> **WORK TO DO**
Working from the line that contains "What text is on this page?" down to the last line below, repeat each line exactly.

> **TASK MATERIAL**
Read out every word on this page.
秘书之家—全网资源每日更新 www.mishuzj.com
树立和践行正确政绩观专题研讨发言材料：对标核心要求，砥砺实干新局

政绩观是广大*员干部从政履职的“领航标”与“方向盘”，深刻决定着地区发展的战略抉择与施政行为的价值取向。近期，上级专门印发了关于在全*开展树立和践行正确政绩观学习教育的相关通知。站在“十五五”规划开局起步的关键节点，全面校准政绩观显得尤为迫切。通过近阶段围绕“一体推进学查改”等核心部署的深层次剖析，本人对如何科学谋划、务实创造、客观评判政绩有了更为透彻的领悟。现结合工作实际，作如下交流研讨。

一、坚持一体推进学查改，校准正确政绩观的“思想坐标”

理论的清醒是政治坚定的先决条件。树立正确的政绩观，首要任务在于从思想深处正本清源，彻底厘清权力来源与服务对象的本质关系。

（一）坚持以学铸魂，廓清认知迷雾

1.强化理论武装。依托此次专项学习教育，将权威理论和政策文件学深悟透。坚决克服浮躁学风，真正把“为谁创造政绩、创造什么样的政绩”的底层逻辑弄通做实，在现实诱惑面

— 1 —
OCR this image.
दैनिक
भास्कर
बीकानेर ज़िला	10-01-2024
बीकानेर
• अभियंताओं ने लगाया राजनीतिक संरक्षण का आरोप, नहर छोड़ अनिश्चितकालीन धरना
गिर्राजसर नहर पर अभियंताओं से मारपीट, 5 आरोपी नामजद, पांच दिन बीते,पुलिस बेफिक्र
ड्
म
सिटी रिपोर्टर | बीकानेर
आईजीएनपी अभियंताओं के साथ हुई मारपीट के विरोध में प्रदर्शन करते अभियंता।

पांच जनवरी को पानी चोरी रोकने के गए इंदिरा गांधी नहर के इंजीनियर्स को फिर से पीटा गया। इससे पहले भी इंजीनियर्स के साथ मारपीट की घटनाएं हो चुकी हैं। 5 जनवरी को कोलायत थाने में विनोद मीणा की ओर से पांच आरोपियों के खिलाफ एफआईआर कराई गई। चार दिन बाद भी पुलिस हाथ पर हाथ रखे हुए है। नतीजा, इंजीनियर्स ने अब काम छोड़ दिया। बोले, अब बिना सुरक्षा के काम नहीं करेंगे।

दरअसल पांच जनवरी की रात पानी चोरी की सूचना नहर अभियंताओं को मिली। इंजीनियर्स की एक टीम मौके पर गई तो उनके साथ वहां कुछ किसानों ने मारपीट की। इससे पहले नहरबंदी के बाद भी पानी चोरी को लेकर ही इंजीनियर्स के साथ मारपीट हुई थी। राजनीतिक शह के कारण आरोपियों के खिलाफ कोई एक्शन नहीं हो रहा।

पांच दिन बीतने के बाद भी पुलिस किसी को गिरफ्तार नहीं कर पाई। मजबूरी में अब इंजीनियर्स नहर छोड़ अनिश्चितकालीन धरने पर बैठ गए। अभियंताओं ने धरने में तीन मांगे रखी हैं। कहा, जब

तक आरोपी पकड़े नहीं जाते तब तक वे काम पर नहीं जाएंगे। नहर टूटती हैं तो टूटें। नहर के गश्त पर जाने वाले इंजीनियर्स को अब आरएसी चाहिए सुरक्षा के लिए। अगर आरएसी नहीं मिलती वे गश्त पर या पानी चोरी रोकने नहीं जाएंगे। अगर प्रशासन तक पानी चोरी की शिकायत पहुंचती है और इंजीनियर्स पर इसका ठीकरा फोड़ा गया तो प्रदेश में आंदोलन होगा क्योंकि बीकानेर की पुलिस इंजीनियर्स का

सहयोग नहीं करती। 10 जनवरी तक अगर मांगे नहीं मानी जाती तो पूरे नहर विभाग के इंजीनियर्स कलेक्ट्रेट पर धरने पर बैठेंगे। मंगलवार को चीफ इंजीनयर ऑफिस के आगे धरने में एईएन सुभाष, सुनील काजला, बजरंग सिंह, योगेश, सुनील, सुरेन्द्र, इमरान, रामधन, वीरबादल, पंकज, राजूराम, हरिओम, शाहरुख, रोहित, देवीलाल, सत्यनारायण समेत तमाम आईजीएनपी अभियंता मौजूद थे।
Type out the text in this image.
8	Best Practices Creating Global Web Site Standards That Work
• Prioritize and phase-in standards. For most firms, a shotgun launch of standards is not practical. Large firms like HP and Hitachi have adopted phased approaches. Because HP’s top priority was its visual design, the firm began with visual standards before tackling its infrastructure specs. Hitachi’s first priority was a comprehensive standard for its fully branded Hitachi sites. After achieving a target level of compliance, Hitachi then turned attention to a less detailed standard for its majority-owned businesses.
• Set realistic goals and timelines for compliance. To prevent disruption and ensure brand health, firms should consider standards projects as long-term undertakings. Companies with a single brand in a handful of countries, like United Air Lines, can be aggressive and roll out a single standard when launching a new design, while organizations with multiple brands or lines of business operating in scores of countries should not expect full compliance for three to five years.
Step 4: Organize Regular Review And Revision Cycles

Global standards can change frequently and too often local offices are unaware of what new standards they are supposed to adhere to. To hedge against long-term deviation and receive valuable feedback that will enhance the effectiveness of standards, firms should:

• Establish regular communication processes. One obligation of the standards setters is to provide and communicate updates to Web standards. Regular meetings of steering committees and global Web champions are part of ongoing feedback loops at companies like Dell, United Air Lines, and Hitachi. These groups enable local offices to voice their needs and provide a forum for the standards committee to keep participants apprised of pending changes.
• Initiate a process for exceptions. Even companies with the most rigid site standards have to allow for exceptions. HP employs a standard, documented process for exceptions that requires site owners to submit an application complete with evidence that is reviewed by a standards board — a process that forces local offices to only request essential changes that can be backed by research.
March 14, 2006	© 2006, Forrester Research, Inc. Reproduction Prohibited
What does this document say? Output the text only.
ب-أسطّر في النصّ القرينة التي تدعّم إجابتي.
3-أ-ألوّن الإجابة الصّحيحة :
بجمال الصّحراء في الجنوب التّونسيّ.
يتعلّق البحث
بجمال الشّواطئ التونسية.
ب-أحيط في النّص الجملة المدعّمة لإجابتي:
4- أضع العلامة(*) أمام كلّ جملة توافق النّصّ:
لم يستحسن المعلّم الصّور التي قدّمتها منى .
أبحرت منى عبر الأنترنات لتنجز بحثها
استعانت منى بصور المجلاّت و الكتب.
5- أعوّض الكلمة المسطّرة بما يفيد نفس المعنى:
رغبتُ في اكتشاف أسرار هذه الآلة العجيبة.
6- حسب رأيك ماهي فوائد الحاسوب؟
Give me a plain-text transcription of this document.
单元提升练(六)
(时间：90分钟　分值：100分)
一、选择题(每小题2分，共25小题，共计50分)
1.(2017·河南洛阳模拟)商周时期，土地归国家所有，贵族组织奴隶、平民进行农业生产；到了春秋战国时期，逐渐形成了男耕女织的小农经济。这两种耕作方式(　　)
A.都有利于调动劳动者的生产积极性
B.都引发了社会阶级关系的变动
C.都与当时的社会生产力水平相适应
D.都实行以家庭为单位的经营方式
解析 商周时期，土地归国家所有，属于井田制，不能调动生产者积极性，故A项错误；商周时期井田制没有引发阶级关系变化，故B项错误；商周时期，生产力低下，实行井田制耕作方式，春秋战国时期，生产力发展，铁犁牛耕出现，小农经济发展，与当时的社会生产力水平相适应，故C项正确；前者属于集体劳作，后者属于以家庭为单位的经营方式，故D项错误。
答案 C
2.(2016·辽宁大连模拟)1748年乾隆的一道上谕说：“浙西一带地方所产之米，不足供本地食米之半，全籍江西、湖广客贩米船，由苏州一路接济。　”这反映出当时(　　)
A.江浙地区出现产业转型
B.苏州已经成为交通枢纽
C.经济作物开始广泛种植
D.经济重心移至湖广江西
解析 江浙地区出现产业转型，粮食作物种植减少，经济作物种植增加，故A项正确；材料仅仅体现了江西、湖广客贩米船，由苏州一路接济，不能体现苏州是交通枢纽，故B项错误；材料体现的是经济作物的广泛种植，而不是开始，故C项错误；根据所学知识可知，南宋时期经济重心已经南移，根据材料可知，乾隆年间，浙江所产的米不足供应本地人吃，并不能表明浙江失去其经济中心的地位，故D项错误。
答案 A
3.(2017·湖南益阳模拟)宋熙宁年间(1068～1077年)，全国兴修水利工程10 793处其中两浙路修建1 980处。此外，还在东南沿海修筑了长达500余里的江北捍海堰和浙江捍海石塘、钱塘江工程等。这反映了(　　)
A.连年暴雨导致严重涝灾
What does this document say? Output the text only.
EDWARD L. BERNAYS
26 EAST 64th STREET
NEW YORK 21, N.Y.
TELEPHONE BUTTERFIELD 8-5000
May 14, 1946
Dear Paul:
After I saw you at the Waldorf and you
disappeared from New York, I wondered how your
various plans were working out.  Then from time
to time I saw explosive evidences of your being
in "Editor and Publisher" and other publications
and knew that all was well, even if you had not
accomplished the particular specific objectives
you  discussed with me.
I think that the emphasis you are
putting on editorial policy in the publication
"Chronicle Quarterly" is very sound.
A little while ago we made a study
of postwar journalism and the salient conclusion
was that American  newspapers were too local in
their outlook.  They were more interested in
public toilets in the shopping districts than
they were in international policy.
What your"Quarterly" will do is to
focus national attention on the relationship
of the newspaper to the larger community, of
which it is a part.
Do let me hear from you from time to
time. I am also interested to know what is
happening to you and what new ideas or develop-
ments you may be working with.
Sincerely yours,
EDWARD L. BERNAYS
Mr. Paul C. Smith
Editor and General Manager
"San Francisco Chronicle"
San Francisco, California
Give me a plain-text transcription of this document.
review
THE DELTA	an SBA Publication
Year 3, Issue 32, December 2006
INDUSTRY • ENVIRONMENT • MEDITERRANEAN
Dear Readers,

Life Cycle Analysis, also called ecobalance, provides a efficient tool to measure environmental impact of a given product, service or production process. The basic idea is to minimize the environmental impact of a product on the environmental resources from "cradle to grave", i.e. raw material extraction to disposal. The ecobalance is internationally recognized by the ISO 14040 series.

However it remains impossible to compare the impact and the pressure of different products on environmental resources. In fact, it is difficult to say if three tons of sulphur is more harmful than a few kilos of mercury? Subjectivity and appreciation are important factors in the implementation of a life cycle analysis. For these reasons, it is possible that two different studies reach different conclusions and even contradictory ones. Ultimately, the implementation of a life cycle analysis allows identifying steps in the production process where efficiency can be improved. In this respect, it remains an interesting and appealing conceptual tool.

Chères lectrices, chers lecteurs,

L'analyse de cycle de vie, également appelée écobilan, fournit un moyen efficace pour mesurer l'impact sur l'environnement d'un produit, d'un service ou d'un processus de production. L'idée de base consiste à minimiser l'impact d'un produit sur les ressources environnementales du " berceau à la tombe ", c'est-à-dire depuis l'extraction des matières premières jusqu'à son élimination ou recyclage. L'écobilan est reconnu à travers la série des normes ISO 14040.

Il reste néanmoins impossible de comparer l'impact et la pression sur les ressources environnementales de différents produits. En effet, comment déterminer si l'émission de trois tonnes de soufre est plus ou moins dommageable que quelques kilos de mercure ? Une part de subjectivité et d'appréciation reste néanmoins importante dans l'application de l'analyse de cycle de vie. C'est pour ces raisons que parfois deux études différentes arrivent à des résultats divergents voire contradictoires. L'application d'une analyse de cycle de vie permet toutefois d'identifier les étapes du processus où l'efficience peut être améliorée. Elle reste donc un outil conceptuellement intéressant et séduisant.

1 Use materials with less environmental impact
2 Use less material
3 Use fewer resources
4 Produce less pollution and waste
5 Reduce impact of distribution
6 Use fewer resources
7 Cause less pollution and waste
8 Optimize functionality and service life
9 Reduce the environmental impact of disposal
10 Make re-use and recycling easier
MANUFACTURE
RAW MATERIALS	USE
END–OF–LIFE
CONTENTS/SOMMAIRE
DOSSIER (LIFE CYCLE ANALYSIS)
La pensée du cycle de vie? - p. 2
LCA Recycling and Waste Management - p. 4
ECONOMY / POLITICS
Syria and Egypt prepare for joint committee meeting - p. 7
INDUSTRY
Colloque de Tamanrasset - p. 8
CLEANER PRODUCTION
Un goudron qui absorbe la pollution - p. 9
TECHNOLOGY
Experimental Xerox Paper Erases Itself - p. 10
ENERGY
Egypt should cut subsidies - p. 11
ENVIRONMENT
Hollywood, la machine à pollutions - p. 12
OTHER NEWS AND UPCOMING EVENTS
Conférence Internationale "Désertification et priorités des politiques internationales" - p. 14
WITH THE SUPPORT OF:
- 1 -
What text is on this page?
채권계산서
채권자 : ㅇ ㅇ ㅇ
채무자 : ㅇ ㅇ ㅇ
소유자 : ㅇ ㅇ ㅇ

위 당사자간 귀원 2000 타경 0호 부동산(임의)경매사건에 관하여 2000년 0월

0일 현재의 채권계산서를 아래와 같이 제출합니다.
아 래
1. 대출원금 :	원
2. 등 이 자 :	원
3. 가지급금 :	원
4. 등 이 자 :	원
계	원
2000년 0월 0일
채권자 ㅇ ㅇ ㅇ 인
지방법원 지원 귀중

> **EXERCISE SOLUTION**
What text is on this page?
채권계산서
채권자 : ㅇ ㅇ ㅇ
채무자 : ㅇ ㅇ ㅇ
소유자 : ㅇ ㅇ ㅇ

위 당사자간 귀원 2000 타경 0호 부동산(임의)경매사건에 관하여 2000년 0월

0일 현재의 채권계산서를 아래와 같이 제출합니다.
아 래
1. 대출원금 :	원
2. 등 이 자 :	원
3. 가지급금 :	원
4. 등 이 자 :	원
계	원
2000년 0월 0일
채권자 ㅇ ㅇ ㅇ 인
지방법원 지원 귀중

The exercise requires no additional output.